**WHAT YOU HAVE TO DO:**
Write out every entry, unchanged. Skip any picture.

**RECORDS FOR THE TASK:**
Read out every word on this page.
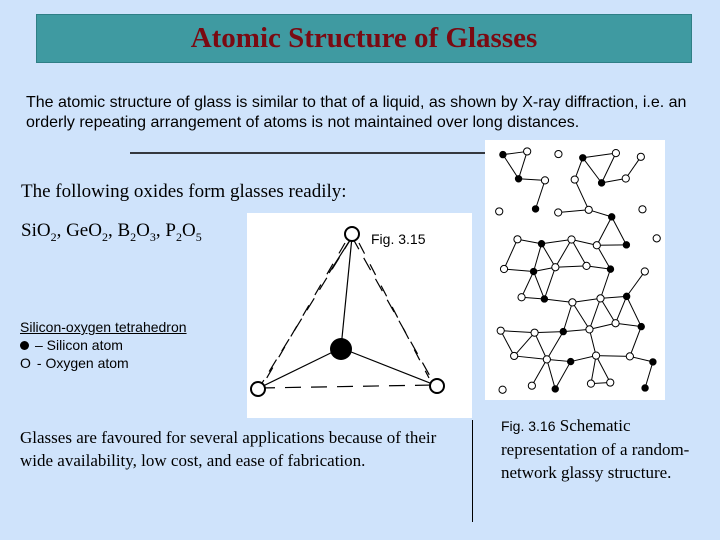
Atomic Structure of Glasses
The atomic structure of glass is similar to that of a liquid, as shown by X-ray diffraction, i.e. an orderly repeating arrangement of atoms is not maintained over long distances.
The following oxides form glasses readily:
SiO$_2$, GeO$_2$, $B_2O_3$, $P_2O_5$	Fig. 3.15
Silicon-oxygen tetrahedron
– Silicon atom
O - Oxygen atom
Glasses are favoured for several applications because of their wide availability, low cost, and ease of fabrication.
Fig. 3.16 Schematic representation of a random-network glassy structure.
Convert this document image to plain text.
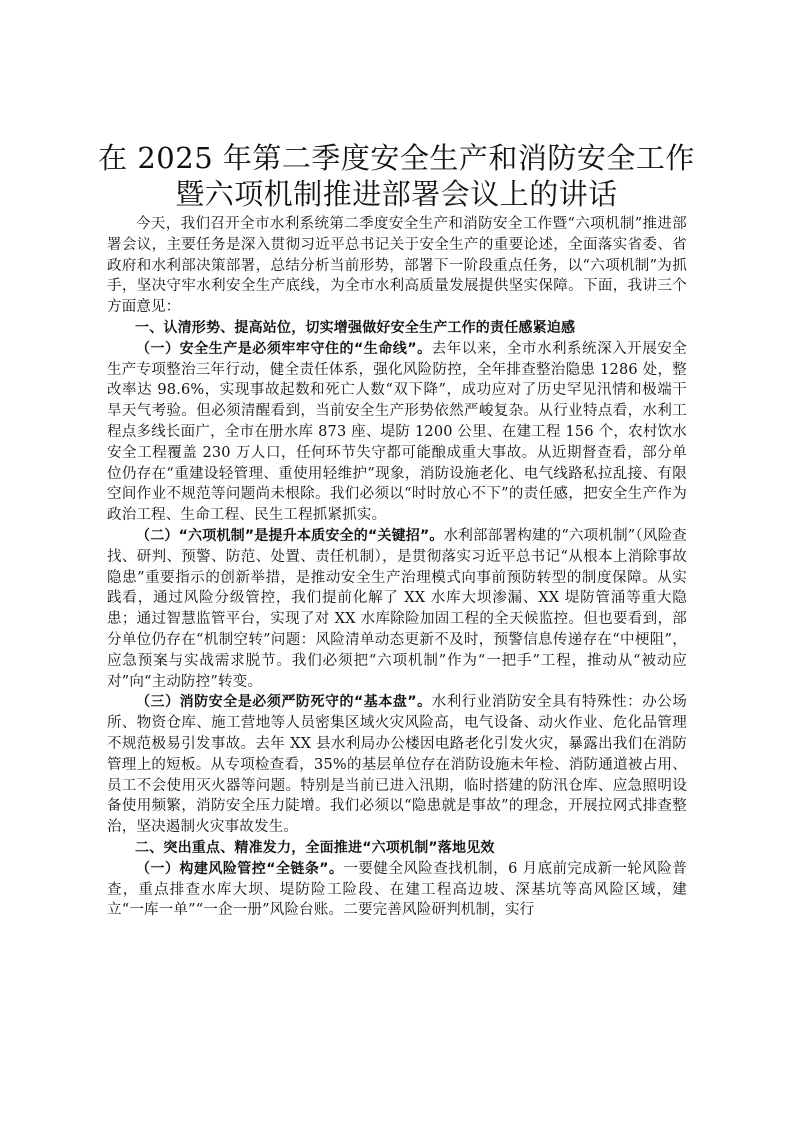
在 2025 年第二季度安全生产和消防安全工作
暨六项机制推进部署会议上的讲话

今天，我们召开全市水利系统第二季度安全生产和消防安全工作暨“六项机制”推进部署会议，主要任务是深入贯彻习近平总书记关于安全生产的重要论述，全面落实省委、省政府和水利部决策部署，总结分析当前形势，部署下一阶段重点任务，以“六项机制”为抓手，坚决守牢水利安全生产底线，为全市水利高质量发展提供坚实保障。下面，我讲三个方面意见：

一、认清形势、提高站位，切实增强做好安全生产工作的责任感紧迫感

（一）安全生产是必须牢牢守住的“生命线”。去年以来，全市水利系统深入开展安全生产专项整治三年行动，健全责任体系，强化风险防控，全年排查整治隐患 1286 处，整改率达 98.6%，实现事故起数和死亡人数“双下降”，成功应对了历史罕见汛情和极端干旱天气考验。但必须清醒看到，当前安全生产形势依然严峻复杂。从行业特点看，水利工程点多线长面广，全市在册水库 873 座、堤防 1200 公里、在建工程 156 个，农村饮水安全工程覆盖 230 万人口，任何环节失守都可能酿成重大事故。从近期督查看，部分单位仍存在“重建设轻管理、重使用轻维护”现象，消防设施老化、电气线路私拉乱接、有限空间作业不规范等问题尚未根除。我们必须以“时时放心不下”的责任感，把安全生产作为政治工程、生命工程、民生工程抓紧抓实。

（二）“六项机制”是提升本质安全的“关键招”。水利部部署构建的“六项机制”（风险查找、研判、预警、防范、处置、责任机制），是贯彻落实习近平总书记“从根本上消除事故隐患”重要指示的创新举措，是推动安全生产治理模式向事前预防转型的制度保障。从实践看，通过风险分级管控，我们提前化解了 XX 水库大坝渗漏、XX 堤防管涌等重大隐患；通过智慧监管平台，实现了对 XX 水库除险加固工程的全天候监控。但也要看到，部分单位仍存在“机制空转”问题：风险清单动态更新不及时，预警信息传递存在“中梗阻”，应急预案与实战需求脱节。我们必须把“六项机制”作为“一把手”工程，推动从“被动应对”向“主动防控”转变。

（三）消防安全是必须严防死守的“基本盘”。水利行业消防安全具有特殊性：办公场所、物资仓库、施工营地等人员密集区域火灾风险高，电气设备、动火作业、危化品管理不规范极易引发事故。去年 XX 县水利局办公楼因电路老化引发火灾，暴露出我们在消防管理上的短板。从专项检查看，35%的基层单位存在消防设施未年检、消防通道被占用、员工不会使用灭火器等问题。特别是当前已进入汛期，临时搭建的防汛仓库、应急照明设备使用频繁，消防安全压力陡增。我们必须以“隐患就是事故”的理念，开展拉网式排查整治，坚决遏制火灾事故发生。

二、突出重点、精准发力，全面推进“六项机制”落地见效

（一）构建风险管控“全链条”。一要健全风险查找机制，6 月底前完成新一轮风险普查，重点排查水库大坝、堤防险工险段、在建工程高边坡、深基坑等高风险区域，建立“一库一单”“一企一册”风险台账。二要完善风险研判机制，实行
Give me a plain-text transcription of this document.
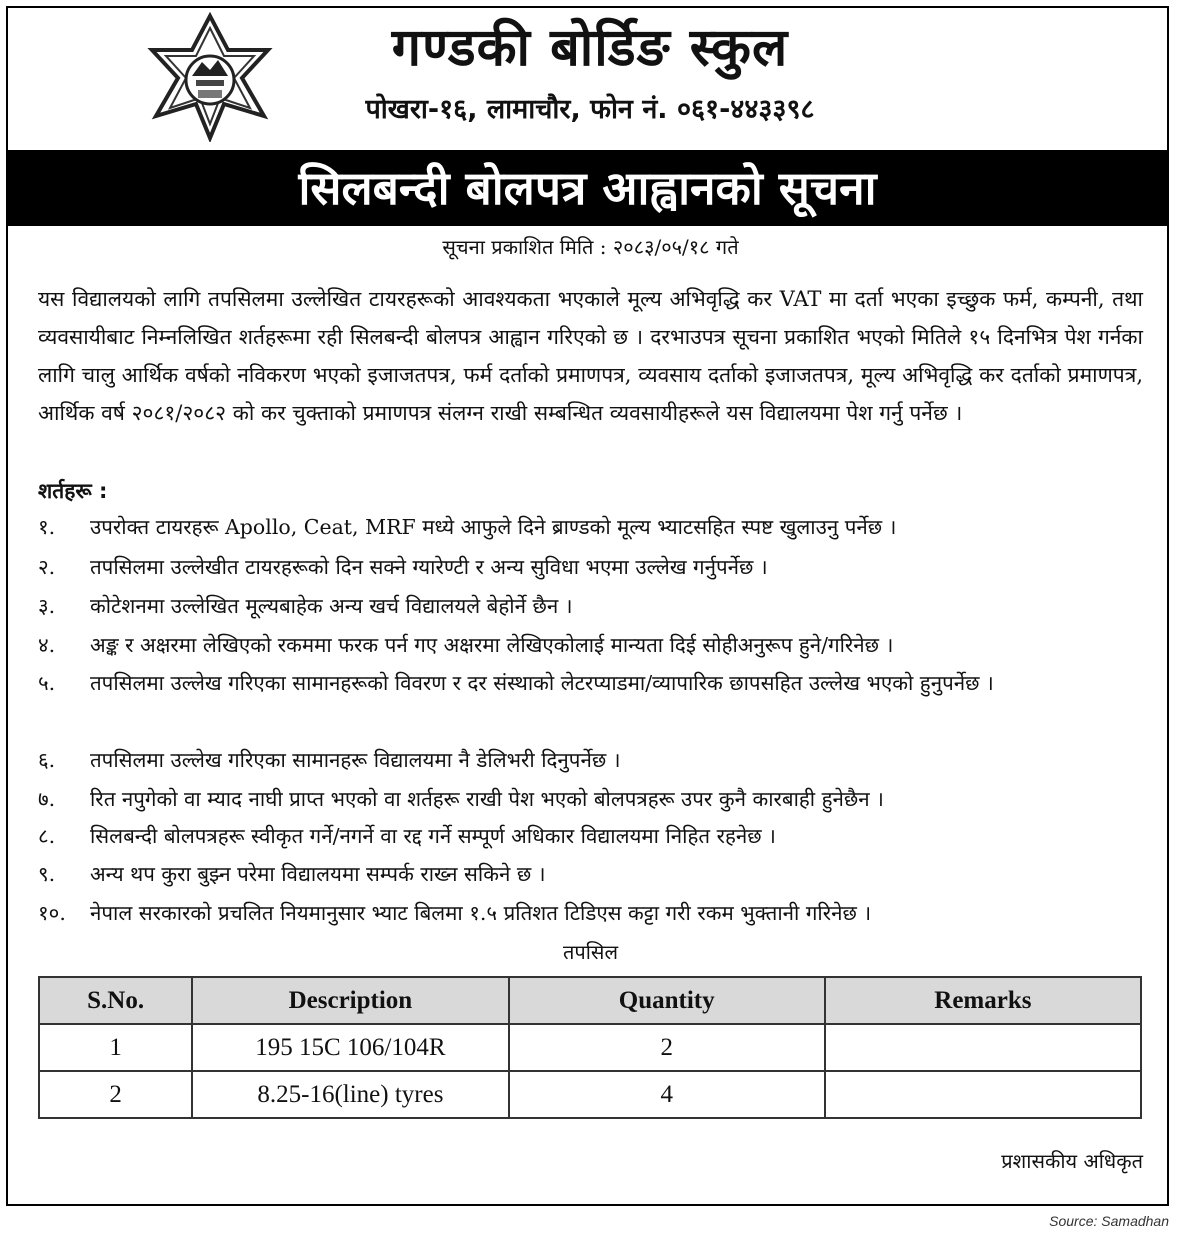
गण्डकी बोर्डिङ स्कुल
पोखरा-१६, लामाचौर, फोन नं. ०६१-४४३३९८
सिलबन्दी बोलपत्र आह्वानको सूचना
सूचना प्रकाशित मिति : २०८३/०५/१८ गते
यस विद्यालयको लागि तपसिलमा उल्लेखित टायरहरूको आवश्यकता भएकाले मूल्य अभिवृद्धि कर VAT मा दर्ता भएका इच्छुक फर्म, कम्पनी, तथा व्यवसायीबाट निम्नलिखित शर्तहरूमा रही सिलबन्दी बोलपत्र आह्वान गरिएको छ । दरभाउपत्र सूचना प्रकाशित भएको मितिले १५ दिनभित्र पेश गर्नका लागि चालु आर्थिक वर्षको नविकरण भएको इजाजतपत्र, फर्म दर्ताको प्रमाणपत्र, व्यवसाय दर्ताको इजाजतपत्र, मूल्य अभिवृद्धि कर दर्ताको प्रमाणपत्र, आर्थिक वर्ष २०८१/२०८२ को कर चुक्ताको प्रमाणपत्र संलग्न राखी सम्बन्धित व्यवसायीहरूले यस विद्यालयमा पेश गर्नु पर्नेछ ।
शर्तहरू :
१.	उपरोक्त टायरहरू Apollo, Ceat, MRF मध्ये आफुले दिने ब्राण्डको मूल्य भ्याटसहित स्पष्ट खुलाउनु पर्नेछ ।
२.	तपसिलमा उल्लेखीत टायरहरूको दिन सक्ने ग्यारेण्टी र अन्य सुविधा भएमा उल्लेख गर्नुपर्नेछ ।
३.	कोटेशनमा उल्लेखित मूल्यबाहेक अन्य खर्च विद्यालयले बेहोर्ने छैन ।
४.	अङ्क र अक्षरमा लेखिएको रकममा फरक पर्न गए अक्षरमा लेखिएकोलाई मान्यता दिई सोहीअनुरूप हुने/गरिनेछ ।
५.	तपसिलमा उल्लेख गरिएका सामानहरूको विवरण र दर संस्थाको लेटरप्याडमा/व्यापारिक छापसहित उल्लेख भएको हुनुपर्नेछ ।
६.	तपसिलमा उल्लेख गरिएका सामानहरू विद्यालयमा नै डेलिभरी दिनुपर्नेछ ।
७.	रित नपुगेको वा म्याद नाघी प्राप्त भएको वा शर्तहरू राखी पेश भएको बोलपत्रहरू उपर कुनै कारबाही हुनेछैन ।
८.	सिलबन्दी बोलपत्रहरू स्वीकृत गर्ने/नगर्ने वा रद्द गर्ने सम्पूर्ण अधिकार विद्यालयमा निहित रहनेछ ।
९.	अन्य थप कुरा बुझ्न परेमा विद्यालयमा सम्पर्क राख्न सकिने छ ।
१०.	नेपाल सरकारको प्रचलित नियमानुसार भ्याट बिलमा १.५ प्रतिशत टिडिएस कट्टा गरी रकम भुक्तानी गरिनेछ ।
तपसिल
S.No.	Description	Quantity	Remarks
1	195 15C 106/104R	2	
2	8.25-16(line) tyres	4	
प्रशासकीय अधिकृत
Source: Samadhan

**ANSWER TO THIS EXERCISE:**
Read out every word on this page.
Atomic Structure of Glasses
The atomic structure of glass is similar to that of a liquid, as shown by X-ray diffraction, i.e. an orderly repeating arrangement of atoms is not maintained over long distances.
The following oxides form glasses readily:
SiO$_2$, GeO$_2$, $B_2O_3$, $P_2O_5$	Fig. 3.15
Silicon-oxygen tetrahedron
– Silicon atom
O - Oxygen atom
Glasses are favoured for several applications because of their wide availability, low cost, and ease of fabrication.
Fig. 3.16 Schematic representation of a random-network glassy structure.
Convert this document image to plain text.
在 2025 年第二季度安全生产和消防安全工作
暨六项机制推进部署会议上的讲话

今天，我们召开全市水利系统第二季度安全生产和消防安全工作暨“六项机制”推进部署会议，主要任务是深入贯彻习近平总书记关于安全生产的重要论述，全面落实省委、省政府和水利部决策部署，总结分析当前形势，部署下一阶段重点任务，以“六项机制”为抓手，坚决守牢水利安全生产底线，为全市水利高质量发展提供坚实保障。下面，我讲三个方面意见：

一、认清形势、提高站位，切实增强做好安全生产工作的责任感紧迫感

（一）安全生产是必须牢牢守住的“生命线”。去年以来，全市水利系统深入开展安全生产专项整治三年行动，健全责任体系，强化风险防控，全年排查整治隐患 1286 处，整改率达 98.6%，实现事故起数和死亡人数“双下降”，成功应对了历史罕见汛情和极端干旱天气考验。但必须清醒看到，当前安全生产形势依然严峻复杂。从行业特点看，水利工程点多线长面广，全市在册水库 873 座、堤防 1200 公里、在建工程 156 个，农村饮水安全工程覆盖 230 万人口，任何环节失守都可能酿成重大事故。从近期督查看，部分单位仍存在“重建设轻管理、重使用轻维护”现象，消防设施老化、电气线路私拉乱接、有限空间作业不规范等问题尚未根除。我们必须以“时时放心不下”的责任感，把安全生产作为政治工程、生命工程、民生工程抓紧抓实。

（二）“六项机制”是提升本质安全的“关键招”。水利部部署构建的“六项机制”（风险查找、研判、预警、防范、处置、责任机制），是贯彻落实习近平总书记“从根本上消除事故隐患”重要指示的创新举措，是推动安全生产治理模式向事前预防转型的制度保障。从实践看，通过风险分级管控，我们提前化解了 XX 水库大坝渗漏、XX 堤防管涌等重大隐患；通过智慧监管平台，实现了对 XX 水库除险加固工程的全天候监控。但也要看到，部分单位仍存在“机制空转”问题：风险清单动态更新不及时，预警信息传递存在“中梗阻”，应急预案与实战需求脱节。我们必须把“六项机制”作为“一把手”工程，推动从“被动应对”向“主动防控”转变。

（三）消防安全是必须严防死守的“基本盘”。水利行业消防安全具有特殊性：办公场所、物资仓库、施工营地等人员密集区域火灾风险高，电气设备、动火作业、危化品管理不规范极易引发事故。去年 XX 县水利局办公楼因电路老化引发火灾，暴露出我们在消防管理上的短板。从专项检查看，35%的基层单位存在消防设施未年检、消防通道被占用、员工不会使用灭火器等问题。特别是当前已进入汛期，临时搭建的防汛仓库、应急照明设备使用频繁，消防安全压力陡增。我们必须以“隐患就是事故”的理念，开展拉网式排查整治，坚决遏制火灾事故发生。

二、突出重点、精准发力，全面推进“六项机制”落地见效

（一）构建风险管控“全链条”。一要健全风险查找机制，6 月底前完成新一轮风险普查，重点排查水库大坝、堤防险工险段、在建工程高边坡、深基坑等高风险区域，建立“一库一单”“一企一册”风险台账。二要完善风险研判机制，实行
Give me a plain-text transcription of this document.
गण्डकी बोर्डिङ स्कुल
पोखरा-१६, लामाचौर, फोन नं. ०६१-४४३३९८
सिलबन्दी बोलपत्र आह्वानको सूचना
सूचना प्रकाशित मिति : २०८३/०५/१८ गते
यस विद्यालयको लागि तपसिलमा उल्लेखित टायरहरूको आवश्यकता भएकाले मूल्य अभिवृद्धि कर VAT मा दर्ता भएका इच्छुक फर्म, कम्पनी, तथा व्यवसायीबाट निम्नलिखित शर्तहरूमा रही सिलबन्दी बोलपत्र आह्वान गरिएको छ । दरभाउपत्र सूचना प्रकाशित भएको मितिले १५ दिनभित्र पेश गर्नका लागि चालु आर्थिक वर्षको नविकरण भएको इजाजतपत्र, फर्म दर्ताको प्रमाणपत्र, व्यवसाय दर्ताको इजाजतपत्र, मूल्य अभिवृद्धि कर दर्ताको प्रमाणपत्र, आर्थिक वर्ष २०८१/२०८२ को कर चुक्ताको प्रमाणपत्र संलग्न राखी सम्बन्धित व्यवसायीहरूले यस विद्यालयमा पेश गर्नु पर्नेछ ।
शर्तहरू :
१.	उपरोक्त टायरहरू Apollo, Ceat, MRF मध्ये आफुले दिने ब्राण्डको मूल्य भ्याटसहित स्पष्ट खुलाउनु पर्नेछ ।
२.	तपसिलमा उल्लेखीत टायरहरूको दिन सक्ने ग्यारेण्टी र अन्य सुविधा भएमा उल्लेख गर्नुपर्नेछ ।
३.	कोटेशनमा उल्लेखित मूल्यबाहेक अन्य खर्च विद्यालयले बेहोर्ने छैन ।
४.	अङ्क र अक्षरमा लेखिएको रकममा फरक पर्न गए अक्षरमा लेखिएकोलाई मान्यता दिई सोहीअनुरूप हुने/गरिनेछ ।
५.	तपसिलमा उल्लेख गरिएका सामानहरूको विवरण र दर संस्थाको लेटरप्याडमा/व्यापारिक छापसहित उल्लेख भएको हुनुपर्नेछ ।
६.	तपसिलमा उल्लेख गरिएका सामानहरू विद्यालयमा नै डेलिभरी दिनुपर्नेछ ।
७.	रित नपुगेको वा म्याद नाघी प्राप्त भएको वा शर्तहरू राखी पेश भएको बोलपत्रहरू उपर कुनै कारबाही हुनेछैन ।
८.	सिलबन्दी बोलपत्रहरू स्वीकृत गर्ने/नगर्ने वा रद्द गर्ने सम्पूर्ण अधिकार विद्यालयमा निहित रहनेछ ।
९.	अन्य थप कुरा बुझ्न परेमा विद्यालयमा सम्पर्क राख्न सकिने छ ।
१०.	नेपाल सरकारको प्रचलित नियमानुसार भ्याट बिलमा १.५ प्रतिशत टिडिएस कट्टा गरी रकम भुक्तानी गरिनेछ ।
तपसिल
S.No.	Description	Quantity	Remarks
1	195 15C 106/104R	2	
2	8.25-16(line) tyres	4	
प्रशासकीय अधिकृत
Source: Samadhan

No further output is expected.